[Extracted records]
* Begin *
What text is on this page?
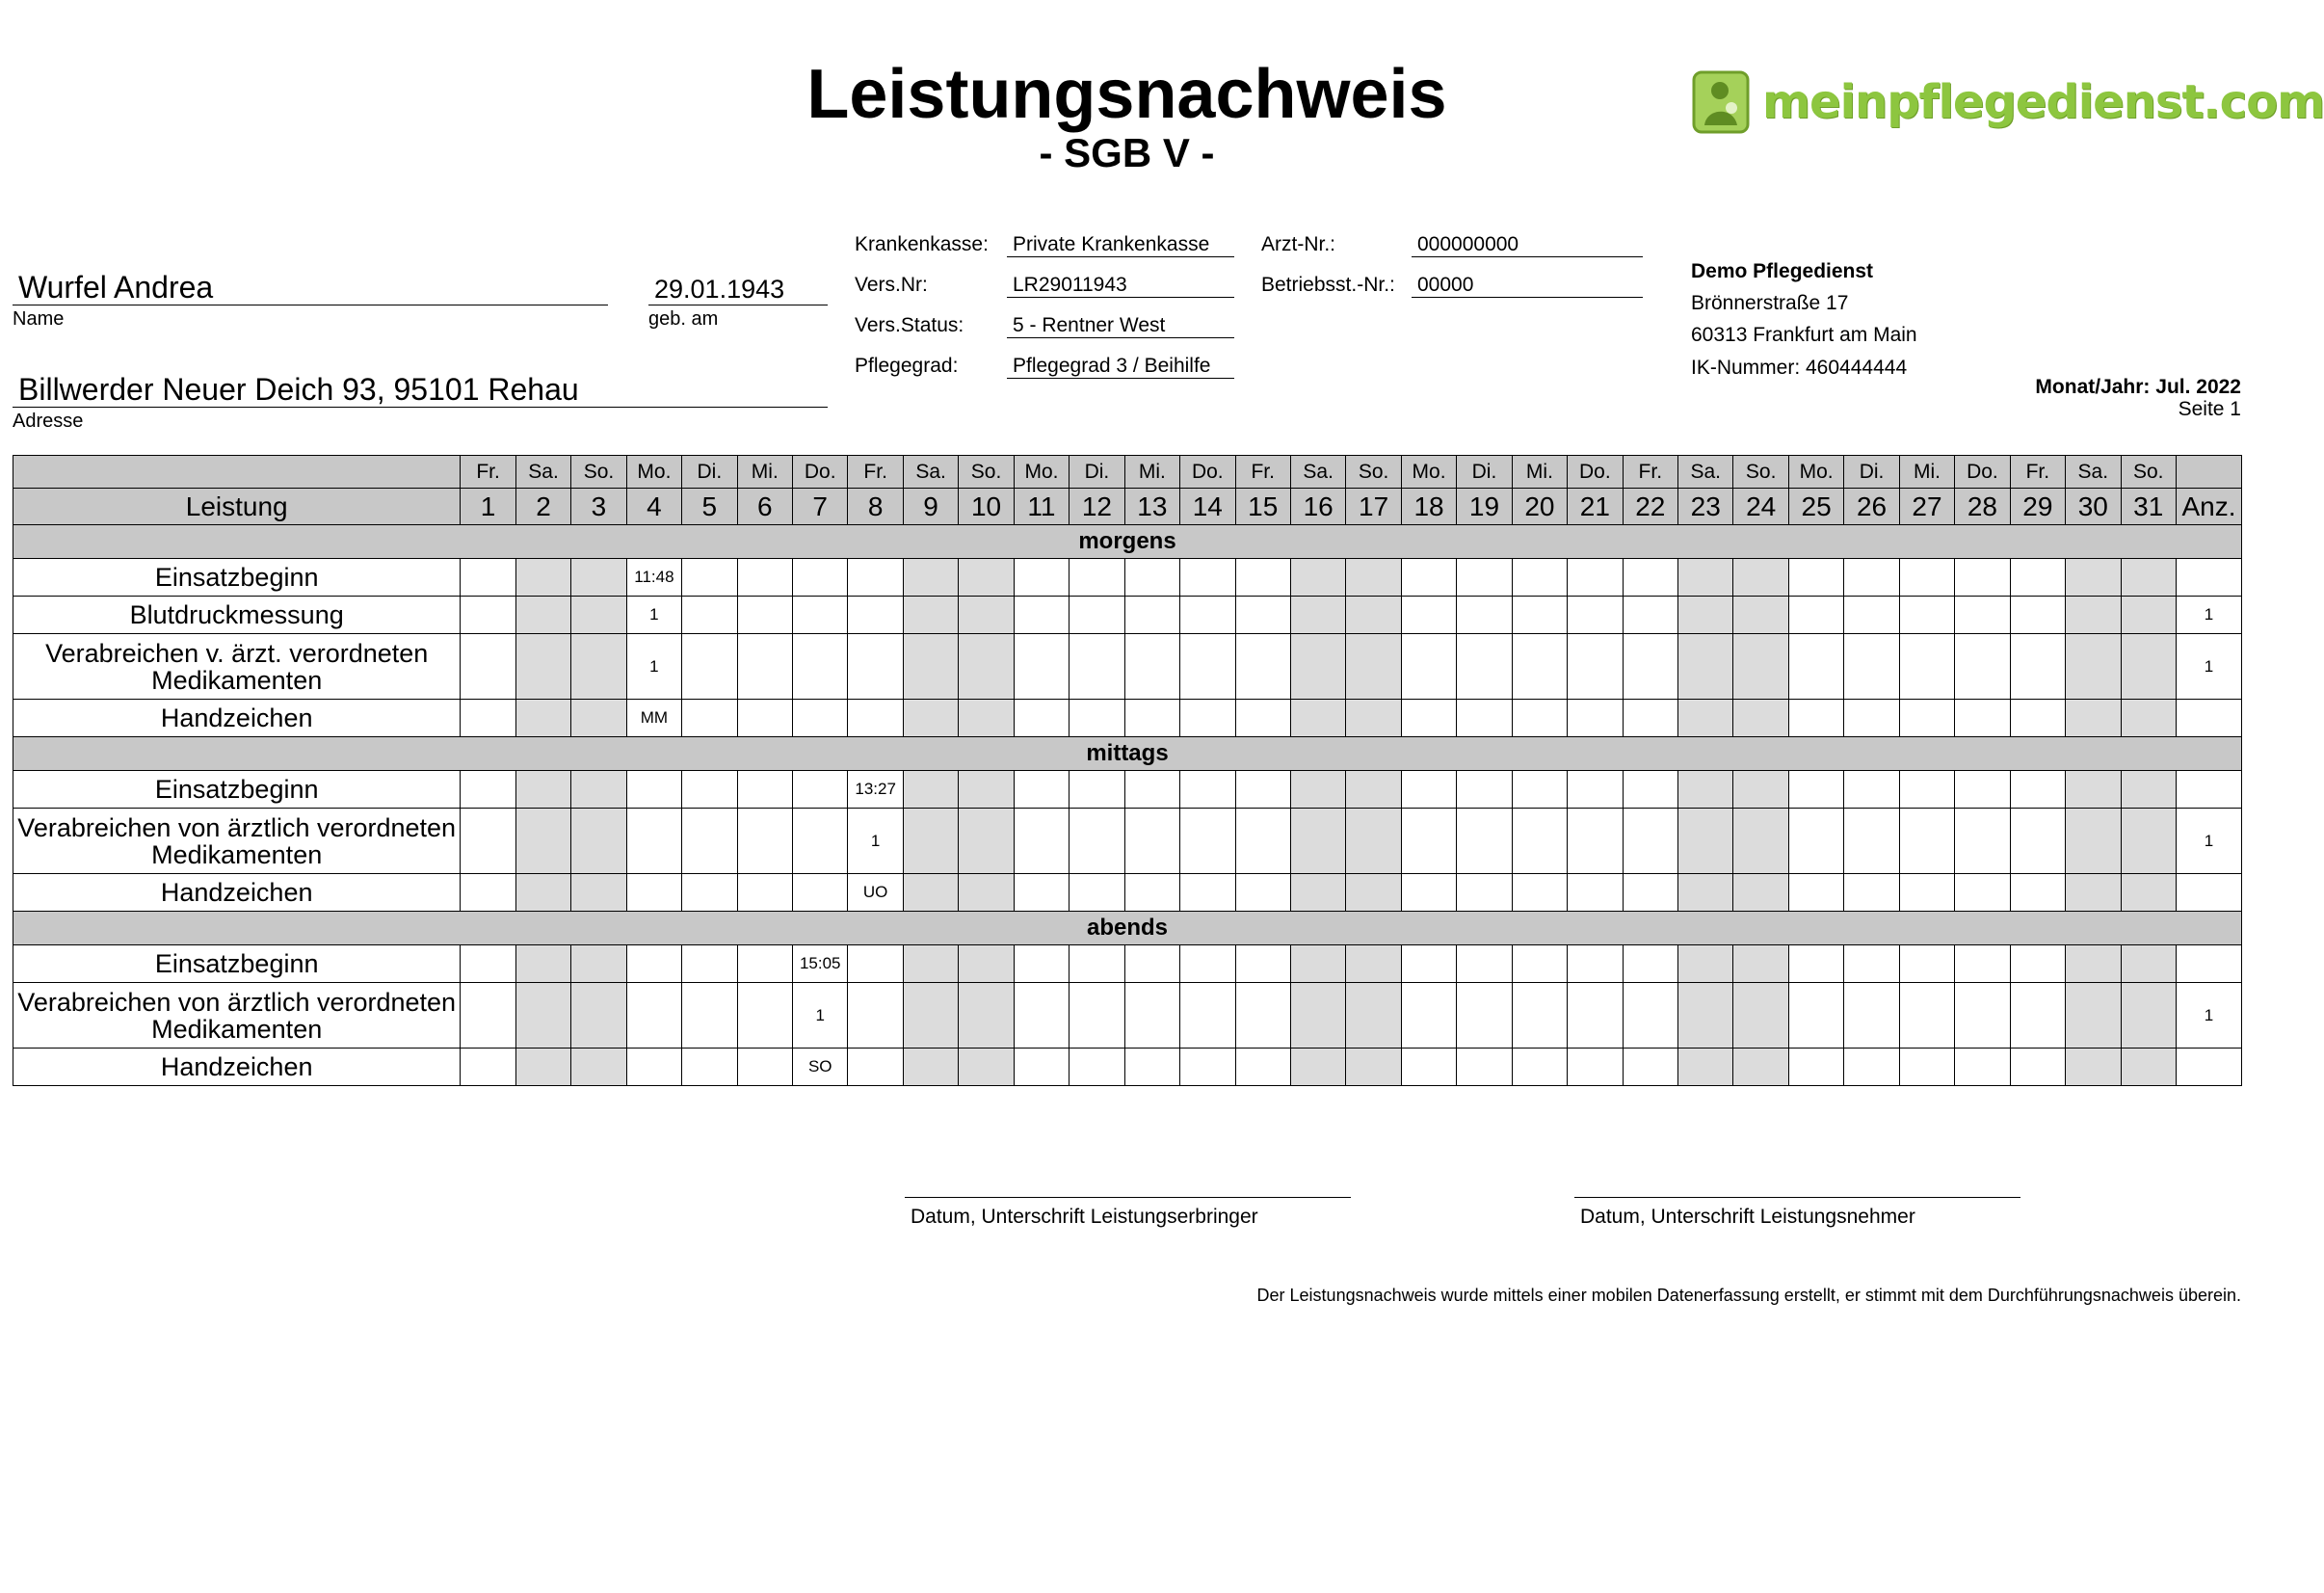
Leistungsnachweis
- SGB V -
meinpflegedienst.com
Wurfel Andrea
Name
29.01.1943
geb. am
Billwerder Neuer Deich 93, 95101 Rehau
Adresse
Krankenkasse: Private Krankenkasse
Vers.Nr:	LR29011943
Vers.Status: 5 - Rentner West
Pflegegrad:	Pflegegrad 3 / Beihilfe
Arzt-Nr.:	000000000
Betriebsst.-Nr.: 00000
Demo Pflegedienst
Brönnerstraße 17
60313 Frankfurt am Main
IK-Nummer: 460444444
Monat/Jahr: Jul. 2022
Seite 1
	Fr.	Sa.	So.	Mo.	Di.	Mi.	Do.	Fr.	Sa.	So.	Mo.	Di.	Mi.	Do.	Fr.	Sa.	So.	Mo.	Di.	Mi.	Do.	Fr.	Sa.	So.	Mo.	Di.	Mi.	Do.	Fr.	Sa.	So.	
Leistung	1	2	3	4	5	6	7	8	9	10	11	12	13	14	15	16	17	18	19	20	21	22	23	24	25	26	27	28	29	30	31	Anz.
morgens																																
Einsatzbeginn				11:48																												
Blutdruckmessung				1																												1
Verabreichen v. ärzt. verordneten Medikamenten				1																												1
Handzeichen				MM																												
mittags																																
Einsatzbeginn								13:27																								
Verabreichen von ärztlich verordneten Medikamenten								1																								1
Handzeichen								UO																								
abends																																
Einsatzbeginn							15:05																									
Verabreichen von ärztlich verordneten Medikamenten							1																									1
Handzeichen							SO																									
Datum, Unterschrift Leistungserbringer	Datum, Unterschrift Leistungsnehmer
Der Leistungsnachweis wurde mittels einer mobilen Datenerfassung erstellt, er stimmt mit dem Durchführungsnachweis überein.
* End *
Set task – Retype the records exactly. Any image in them should not appear in what you write.

Result for this task –
What text is on this page?
Leistungsnachweis
- SGB V -
meinpflegedienst.com
Wurfel Andrea
Name
29.01.1943
geb. am
Billwerder Neuer Deich 93, 95101 Rehau
Adresse
Krankenkasse: Private Krankenkasse
Vers.Nr:	LR29011943
Vers.Status: 5 - Rentner West
Pflegegrad:	Pflegegrad 3 / Beihilfe
Arzt-Nr.:	000000000
Betriebsst.-Nr.: 00000
Demo Pflegedienst
Brönnerstraße 17
60313 Frankfurt am Main
IK-Nummer: 460444444
Monat/Jahr: Jul. 2022
Seite 1
	Fr.	Sa.	So.	Mo.	Di.	Mi.	Do.	Fr.	Sa.	So.	Mo.	Di.	Mi.	Do.	Fr.	Sa.	So.	Mo.	Di.	Mi.	Do.	Fr.	Sa.	So.	Mo.	Di.	Mi.	Do.	Fr.	Sa.	So.	
Leistung	1	2	3	4	5	6	7	8	9	10	11	12	13	14	15	16	17	18	19	20	21	22	23	24	25	26	27	28	29	30	31	Anz.
morgens																																
Einsatzbeginn				11:48																												
Blutdruckmessung				1																												1
Verabreichen v. ärzt. verordneten Medikamenten				1																												1
Handzeichen				MM																												
mittags																																
Einsatzbeginn								13:27																								
Verabreichen von ärztlich verordneten Medikamenten								1																								1
Handzeichen								UO																								
abends																																
Einsatzbeginn							15:05																									
Verabreichen von ärztlich verordneten Medikamenten							1																									1
Handzeichen							SO																									
Datum, Unterschrift Leistungserbringer	Datum, Unterschrift Leistungsnehmer
Der Leistungsnachweis wurde mittels einer mobilen Datenerfassung erstellt, er stimmt mit dem Durchführungsnachweis überein.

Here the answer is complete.